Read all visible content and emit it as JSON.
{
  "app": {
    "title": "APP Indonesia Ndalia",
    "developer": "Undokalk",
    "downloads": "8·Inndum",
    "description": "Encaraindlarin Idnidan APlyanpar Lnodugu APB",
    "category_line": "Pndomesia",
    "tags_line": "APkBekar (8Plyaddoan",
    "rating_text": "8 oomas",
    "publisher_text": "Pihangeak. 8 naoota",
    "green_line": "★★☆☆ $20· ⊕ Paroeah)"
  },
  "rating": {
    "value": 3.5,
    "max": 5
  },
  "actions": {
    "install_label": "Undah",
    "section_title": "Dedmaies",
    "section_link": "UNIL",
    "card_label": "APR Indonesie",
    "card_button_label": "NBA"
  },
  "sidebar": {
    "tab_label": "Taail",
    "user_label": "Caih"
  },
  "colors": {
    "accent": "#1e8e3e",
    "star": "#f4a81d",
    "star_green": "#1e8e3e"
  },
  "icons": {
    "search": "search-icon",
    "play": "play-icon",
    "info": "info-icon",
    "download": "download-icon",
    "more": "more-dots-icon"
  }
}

○ ○ ○

## EXERCISE TASK
Please restate the records in full, word for word.

## REPLY
Read all visible content and emit it as JSON.
{
  "app": {
    "title": "APP Indonesia Ndalia",
    "developer": "Undokalk",
    "downloads": "8·Inndum",
    "description": "Encaraindlarin Idnidan APlyanpar Lnodugu APB",
    "category_line": "Pndomesia",
    "tags_line": "APkBekar (8Plyaddoan",
    "rating_text": "8 oomas",
    "publisher_text": "Pihangeak. 8 naoota",
    "green_line": "★★☆☆ $20· ⊕ Paroeah)"
  },
  "rating": {
    "value": 3.5,
    "max": 5
  },
  "actions": {
    "install_label": "Undah",
    "section_title": "Dedmaies",
    "section_link": "UNIL",
    "card_label": "APR Indonesie",
    "card_button_label": "NBA"
  },
  "sidebar": {
    "tab_label": "Taail",
    "user_label": "Caih"
  },
  "colors": {
    "accent": "#1e8e3e",
    "star": "#f4a81d",
    "star_green": "#1e8e3e"
  },
  "icons": {
    "search": "search-icon",
    "play": "play-icon",
    "info": "info-icon",
    "download": "download-icon",
    "more": "more-dots-icon"
  }
}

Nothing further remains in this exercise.